» Texto extraído
(CNN)– El secretario de Estado estadounidense, John Kerry, aterrizó en La Habana, Cuba, este viernes.

Kerry estará en La Habana -durante menos de 12 horas- para oficiar la reapertura de la Embajada que fue cerrada en 1961 cuando el gobierno de Eisenhower rompió relaciones diplomáticas con el gobierno de Fidel Castro.

Este viernes, la bandera de Estados Unidos ondeará una vez sobre la Embajada de Estados Unidos en Cuba, en el que es el símbolo más potente del cambio en las relaciones entre los dos países que a lo largo de la Guerra Fría se erizaron con abiertas hostilidades el uno hacia el otro.

Kerry será el funcionario estadounidense de más alto rango que visita Cuba desde la revolución de 1959 y el primer secretario de Estado en visitar la isla en más de 70 años.

"Este es un gran acuerdo, estamos muy ansiosos", dijo el embajador Jeffrey DeLaurentis, que dirige la embajada de Estados Unidos en La Habana, en una entrevista exclusiva con CNN. "Esto es obviamente un entorno único. Tenemos que asegurarnos de que tenemos suficientes coches, personal suficiente para poder hacer los movimientos que necesitamos, incluso para una corta visita".

» Material de consulta
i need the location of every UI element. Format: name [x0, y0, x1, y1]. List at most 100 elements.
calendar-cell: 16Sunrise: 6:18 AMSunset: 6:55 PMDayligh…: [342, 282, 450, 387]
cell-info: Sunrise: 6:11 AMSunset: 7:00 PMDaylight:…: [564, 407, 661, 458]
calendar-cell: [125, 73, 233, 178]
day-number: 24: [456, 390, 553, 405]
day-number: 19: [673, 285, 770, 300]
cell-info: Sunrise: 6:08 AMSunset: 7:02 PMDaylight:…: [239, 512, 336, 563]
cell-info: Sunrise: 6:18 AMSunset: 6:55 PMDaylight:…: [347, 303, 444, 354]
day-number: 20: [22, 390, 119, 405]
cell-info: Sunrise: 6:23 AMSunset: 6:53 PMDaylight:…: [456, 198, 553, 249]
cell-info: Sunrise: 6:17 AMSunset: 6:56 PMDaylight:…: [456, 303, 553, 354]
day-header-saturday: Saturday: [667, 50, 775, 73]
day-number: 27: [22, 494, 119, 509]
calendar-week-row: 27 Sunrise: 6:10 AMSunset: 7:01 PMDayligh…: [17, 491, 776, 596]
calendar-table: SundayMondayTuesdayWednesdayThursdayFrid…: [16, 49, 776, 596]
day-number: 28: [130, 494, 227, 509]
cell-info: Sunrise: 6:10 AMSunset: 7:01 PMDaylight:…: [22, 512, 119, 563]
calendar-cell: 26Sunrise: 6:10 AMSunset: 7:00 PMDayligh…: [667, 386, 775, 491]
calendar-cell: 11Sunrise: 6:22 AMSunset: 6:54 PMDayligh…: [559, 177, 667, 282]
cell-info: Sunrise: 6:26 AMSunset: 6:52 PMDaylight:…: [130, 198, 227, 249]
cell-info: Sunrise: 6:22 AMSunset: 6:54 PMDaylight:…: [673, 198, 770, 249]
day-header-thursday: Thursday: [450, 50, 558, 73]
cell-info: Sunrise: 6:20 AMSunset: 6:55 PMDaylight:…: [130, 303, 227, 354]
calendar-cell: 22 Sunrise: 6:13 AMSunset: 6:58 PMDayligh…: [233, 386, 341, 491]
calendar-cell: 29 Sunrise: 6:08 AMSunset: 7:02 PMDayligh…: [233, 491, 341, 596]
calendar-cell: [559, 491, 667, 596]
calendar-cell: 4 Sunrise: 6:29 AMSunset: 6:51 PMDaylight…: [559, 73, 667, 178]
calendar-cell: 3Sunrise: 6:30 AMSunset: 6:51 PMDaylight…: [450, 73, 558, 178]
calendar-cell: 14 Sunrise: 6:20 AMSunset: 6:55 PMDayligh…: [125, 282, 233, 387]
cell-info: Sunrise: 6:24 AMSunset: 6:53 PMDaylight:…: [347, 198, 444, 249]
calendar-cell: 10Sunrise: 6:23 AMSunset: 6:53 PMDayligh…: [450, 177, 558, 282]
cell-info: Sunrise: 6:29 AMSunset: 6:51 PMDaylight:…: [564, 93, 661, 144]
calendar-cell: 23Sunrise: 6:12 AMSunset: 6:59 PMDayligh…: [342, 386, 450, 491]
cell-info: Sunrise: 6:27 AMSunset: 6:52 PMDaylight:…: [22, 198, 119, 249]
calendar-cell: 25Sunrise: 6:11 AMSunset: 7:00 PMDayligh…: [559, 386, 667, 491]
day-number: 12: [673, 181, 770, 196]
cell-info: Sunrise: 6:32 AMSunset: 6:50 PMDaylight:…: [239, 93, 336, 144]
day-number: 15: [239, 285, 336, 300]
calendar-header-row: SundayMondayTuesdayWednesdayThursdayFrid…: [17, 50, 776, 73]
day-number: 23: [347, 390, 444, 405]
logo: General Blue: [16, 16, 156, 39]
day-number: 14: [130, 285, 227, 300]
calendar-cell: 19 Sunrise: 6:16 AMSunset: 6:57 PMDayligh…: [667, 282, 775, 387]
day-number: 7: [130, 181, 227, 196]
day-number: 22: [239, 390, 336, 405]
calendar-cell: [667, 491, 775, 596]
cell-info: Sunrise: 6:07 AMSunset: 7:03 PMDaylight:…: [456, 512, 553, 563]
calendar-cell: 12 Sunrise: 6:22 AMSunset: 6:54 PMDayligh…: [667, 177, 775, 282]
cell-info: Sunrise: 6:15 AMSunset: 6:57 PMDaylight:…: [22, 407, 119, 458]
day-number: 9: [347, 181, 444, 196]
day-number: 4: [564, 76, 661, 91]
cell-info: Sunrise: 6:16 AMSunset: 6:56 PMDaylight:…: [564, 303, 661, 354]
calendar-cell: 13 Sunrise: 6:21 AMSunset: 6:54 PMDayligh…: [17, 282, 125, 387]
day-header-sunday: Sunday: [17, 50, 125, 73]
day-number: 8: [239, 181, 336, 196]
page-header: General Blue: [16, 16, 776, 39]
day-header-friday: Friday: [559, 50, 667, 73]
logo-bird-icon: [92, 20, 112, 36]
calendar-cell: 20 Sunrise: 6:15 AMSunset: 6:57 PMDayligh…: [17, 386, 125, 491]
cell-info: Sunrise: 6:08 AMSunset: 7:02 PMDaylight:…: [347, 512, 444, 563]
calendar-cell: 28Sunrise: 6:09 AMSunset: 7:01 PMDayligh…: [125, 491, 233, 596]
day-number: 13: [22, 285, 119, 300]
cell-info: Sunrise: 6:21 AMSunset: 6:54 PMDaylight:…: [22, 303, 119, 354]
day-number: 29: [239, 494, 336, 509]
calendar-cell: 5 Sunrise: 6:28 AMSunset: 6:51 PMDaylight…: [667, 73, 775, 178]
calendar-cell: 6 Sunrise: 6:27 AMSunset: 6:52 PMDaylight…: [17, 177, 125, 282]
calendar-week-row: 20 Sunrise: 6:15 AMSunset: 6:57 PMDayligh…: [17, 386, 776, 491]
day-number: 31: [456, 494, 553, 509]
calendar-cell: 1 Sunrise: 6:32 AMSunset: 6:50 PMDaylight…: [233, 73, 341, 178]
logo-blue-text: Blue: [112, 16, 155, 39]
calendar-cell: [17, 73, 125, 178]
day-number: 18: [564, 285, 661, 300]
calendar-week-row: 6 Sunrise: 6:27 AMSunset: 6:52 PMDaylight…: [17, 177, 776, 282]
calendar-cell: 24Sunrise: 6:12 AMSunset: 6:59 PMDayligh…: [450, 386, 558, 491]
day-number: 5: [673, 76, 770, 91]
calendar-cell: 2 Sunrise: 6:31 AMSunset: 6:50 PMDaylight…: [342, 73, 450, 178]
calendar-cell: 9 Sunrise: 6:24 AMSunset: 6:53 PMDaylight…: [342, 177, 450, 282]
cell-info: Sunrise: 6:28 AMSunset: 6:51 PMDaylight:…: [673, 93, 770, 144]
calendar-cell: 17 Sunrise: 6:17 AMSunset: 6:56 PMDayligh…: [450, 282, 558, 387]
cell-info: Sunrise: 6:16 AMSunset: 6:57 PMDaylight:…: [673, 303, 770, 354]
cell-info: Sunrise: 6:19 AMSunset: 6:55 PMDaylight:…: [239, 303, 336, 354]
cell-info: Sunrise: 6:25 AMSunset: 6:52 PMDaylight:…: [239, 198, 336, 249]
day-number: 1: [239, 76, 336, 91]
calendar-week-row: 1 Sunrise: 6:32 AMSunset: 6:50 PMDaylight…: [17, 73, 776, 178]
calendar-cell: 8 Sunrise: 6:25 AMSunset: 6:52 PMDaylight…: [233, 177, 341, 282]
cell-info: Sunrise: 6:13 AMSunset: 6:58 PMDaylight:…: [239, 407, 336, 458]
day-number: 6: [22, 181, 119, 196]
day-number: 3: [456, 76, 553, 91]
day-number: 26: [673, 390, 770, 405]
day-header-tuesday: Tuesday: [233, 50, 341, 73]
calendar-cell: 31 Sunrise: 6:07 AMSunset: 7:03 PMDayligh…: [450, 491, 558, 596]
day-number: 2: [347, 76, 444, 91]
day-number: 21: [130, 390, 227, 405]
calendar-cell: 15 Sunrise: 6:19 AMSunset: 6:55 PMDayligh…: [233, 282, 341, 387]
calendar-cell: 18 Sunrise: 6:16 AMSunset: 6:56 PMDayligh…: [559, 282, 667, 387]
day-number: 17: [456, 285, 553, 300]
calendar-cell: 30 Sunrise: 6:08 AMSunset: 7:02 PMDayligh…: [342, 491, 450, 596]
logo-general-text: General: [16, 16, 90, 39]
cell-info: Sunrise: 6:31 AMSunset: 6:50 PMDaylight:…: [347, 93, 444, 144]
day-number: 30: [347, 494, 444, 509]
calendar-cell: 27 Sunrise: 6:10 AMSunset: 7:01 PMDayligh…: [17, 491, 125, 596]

» Tareas pendientes
**a)** Reproduzca del texto sobre la reapertura de la Embajada en La Habana todo lo que va desde "Este viernes, la" hasta "de 70 años.", ambos incluidos.
**b)** Retome el texto sobre la reapertura de la Embajada en La Habana a continuación de su última oración.

» Respuestas escritas
**a)**
Este viernes, la bandera de Estados Unidos ondeará una vez sobre la Embajada de Estados Unidos en Cuba, en el que es el símbolo más potente del cambio en las relaciones entre los dos países que a lo largo de la Guerra Fría se erizaron con abiertas hostilidades el uno hacia el otro.

Kerry será el funcionario estadounidense de más alto rango que visita Cuba desde la revolución de 1959 y el primer secretario de Estado en visitar la isla en más de 70 años.

**b)**
Se espera que una multitud rodee la misión diplomática de los Estados Unidos –situada en pleno malecón de La Habana- cuando Kerry destape el nuevo sello de la Embajada de Estados Unidos y un guardia ice la bandera.

Desde el 20 de julio, cuando las relaciones diplomáticas se restablecieron oficialmente, los diplomáticos estadounidenses han estado preparándose para prepararse para lo que ellos llaman la "S" – o visita del secretario.

Ese mismo día, los funcionarios cubanos reabrieron oficialmente su embajada en Washington e izaron su bandera.

Viejas tensiones han disminuido lentamente

El restablecimiento de las relaciones tiene un impacto importante en los diplomáticos estadounidenses en Cuba que antes no podían de salir de La Habana sin permiso del gobierno cubano.

Esta restricción se ha eliminado, al igual que el cordón de guardias de seguridad del gobierno cubano alrededor de la antigua Sección de Intereses.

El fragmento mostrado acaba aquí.